== Exercise input ==

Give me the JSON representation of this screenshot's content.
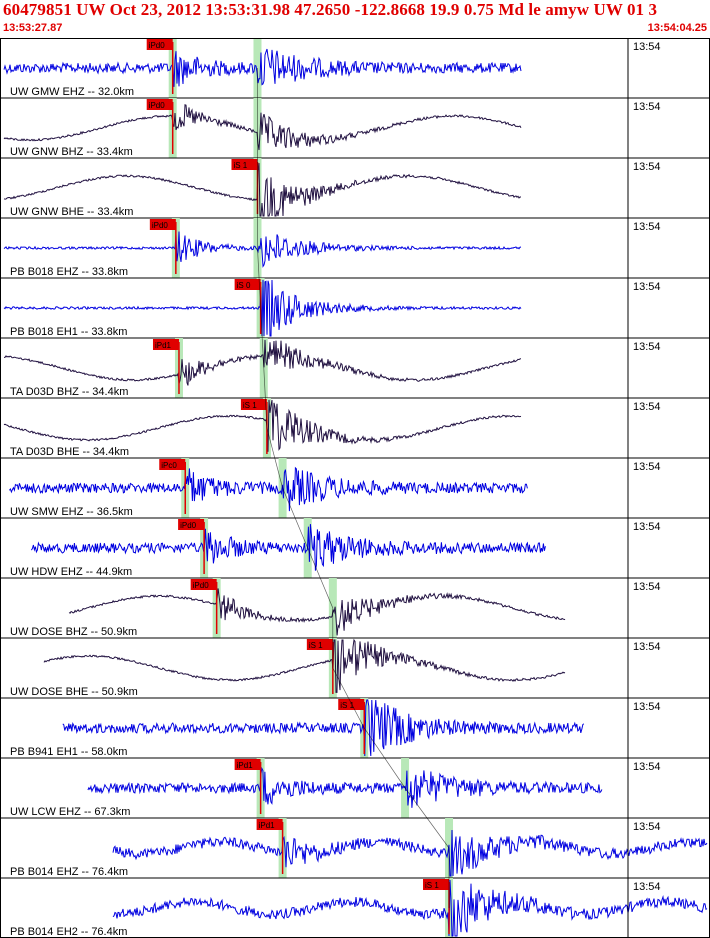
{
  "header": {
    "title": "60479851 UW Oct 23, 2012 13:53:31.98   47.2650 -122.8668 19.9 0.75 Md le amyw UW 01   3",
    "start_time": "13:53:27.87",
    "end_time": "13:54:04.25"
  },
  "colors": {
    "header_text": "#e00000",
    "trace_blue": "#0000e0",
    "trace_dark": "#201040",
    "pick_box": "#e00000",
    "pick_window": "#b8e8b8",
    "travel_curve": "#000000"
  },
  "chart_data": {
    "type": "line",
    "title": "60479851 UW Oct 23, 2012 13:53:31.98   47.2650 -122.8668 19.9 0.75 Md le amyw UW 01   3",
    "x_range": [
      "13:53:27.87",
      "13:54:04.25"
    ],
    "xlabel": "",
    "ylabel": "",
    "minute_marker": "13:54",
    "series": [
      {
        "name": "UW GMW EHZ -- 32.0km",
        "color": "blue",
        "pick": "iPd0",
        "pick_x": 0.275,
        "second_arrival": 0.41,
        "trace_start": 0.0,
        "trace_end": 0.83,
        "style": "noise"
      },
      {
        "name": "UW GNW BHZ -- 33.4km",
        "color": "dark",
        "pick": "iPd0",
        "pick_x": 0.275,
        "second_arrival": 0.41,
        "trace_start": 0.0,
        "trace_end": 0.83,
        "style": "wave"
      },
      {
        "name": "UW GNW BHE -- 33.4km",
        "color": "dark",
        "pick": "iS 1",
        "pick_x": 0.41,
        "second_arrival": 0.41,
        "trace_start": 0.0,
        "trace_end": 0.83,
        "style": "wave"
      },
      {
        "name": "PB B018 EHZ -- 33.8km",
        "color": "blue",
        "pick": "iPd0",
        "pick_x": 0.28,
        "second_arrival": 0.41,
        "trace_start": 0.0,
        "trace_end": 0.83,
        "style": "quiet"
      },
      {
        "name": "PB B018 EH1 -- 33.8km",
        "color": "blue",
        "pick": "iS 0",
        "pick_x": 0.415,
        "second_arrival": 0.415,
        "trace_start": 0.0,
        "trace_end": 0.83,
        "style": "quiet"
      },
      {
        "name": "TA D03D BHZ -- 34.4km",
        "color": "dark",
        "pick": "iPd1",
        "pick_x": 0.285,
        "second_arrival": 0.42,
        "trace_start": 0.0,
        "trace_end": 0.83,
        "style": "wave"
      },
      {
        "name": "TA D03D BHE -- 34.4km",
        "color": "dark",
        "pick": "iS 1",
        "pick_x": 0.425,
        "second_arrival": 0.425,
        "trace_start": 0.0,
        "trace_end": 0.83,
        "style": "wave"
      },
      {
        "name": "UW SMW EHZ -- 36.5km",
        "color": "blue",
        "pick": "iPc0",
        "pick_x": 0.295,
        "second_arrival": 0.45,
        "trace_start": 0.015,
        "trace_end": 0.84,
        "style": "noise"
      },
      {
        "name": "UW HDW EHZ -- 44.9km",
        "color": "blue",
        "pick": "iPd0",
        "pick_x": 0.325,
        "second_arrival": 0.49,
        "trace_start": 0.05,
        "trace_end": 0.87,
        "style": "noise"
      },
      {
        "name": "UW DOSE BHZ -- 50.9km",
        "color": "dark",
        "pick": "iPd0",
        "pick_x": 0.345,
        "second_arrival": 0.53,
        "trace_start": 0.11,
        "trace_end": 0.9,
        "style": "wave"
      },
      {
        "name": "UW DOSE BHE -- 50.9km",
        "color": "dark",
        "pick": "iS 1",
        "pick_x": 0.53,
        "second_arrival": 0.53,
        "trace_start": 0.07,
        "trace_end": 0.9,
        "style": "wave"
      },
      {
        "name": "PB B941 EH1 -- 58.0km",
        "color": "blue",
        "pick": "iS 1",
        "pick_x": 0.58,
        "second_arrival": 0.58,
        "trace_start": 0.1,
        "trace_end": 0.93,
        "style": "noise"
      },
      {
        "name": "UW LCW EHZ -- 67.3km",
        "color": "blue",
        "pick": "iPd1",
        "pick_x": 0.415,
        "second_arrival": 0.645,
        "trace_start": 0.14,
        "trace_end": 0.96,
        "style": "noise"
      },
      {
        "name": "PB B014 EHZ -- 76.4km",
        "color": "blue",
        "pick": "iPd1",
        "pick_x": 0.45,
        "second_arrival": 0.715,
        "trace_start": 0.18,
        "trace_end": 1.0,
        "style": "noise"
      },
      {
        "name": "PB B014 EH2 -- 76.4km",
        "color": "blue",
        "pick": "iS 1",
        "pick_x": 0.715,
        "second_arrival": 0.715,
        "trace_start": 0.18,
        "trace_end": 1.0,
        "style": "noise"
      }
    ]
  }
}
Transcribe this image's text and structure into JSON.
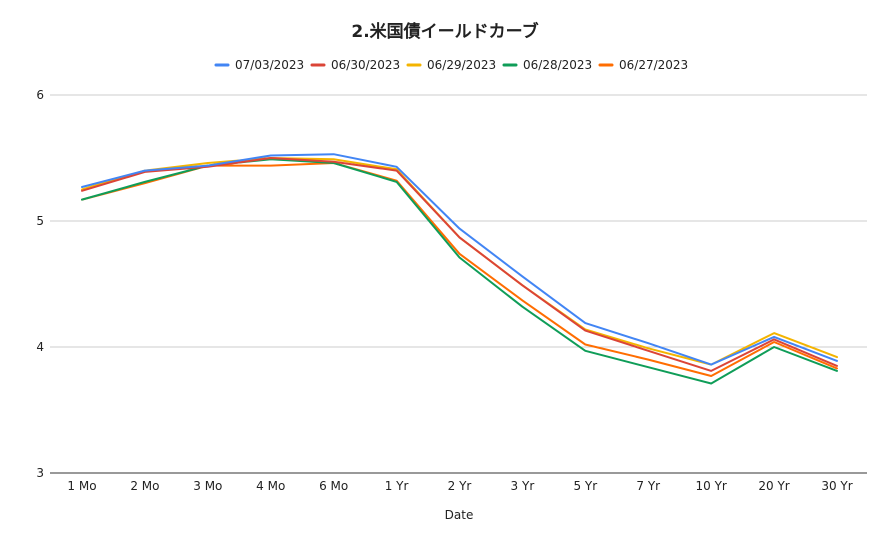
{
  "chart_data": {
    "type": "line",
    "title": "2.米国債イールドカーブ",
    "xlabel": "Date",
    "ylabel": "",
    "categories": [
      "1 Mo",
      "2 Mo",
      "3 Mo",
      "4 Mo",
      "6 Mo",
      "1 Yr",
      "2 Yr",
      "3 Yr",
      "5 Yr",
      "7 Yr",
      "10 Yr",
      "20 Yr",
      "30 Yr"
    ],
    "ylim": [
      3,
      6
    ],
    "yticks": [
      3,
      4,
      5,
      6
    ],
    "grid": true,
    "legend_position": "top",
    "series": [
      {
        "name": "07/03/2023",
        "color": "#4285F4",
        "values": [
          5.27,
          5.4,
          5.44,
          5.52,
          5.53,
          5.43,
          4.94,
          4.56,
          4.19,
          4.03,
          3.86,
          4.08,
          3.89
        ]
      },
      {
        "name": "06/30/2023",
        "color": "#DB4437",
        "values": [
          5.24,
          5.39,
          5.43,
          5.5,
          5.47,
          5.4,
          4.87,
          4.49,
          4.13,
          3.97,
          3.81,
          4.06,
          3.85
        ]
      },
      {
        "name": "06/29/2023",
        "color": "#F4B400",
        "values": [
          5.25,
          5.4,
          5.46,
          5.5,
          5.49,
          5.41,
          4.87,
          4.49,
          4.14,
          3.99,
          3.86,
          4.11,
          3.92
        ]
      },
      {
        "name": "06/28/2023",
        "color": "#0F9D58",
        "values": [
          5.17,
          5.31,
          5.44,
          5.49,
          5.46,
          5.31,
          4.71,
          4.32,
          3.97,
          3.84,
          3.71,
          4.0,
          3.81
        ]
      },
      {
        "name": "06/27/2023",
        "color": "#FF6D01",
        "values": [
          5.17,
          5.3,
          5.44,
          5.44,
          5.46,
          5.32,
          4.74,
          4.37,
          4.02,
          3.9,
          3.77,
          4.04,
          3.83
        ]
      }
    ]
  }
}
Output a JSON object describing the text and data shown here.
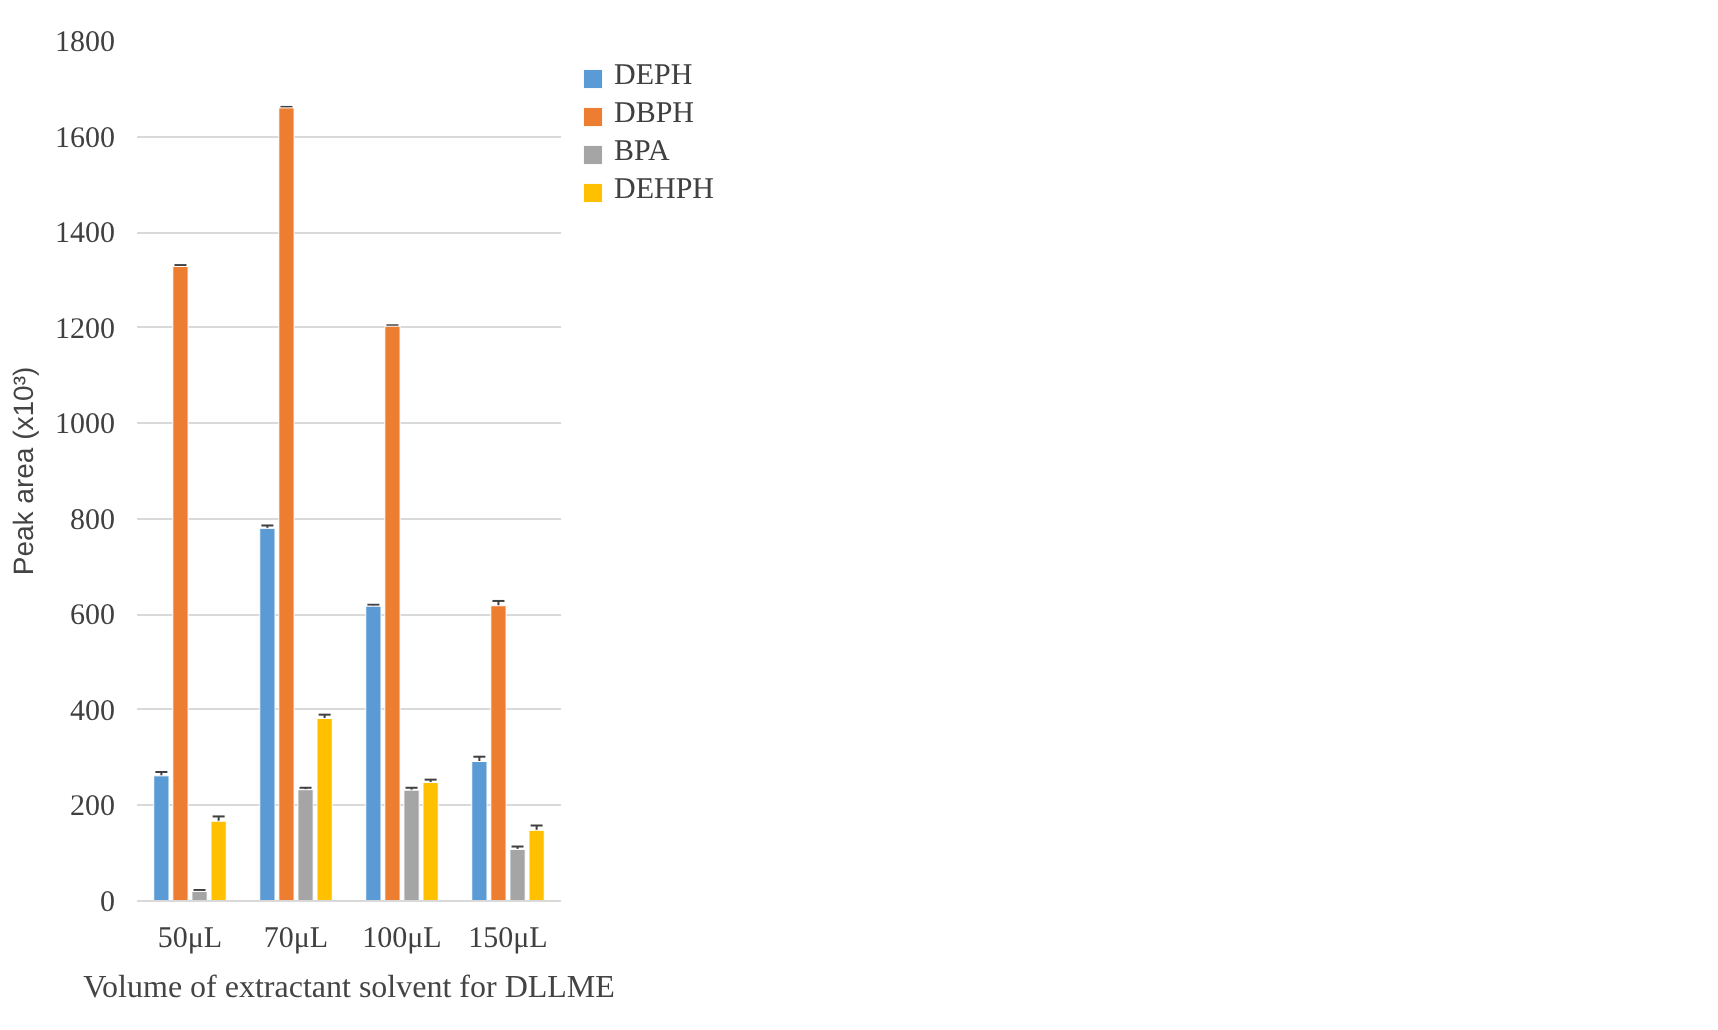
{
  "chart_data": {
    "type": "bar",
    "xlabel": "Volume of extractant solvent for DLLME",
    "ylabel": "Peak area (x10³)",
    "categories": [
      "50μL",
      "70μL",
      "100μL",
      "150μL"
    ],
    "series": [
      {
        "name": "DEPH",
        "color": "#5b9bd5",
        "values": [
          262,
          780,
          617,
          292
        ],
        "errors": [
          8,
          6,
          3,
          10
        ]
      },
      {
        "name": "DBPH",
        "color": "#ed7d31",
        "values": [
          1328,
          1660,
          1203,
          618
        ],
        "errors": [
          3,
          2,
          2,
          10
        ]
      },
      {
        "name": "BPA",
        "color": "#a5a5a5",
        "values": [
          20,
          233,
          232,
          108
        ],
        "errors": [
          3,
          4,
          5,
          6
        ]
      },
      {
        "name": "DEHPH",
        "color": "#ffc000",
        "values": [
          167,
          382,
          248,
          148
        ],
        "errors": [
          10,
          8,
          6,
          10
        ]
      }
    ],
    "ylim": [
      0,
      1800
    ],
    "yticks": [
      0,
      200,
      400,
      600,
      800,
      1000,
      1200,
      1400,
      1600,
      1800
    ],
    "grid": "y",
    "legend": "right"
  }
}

===

Return each line among the entries that holds the word "JSON".

Give me the JSON representation of this screenshot's content.
Transcribe this image's text and structure into JSON.
Output a JSON object describing the text and data shown here.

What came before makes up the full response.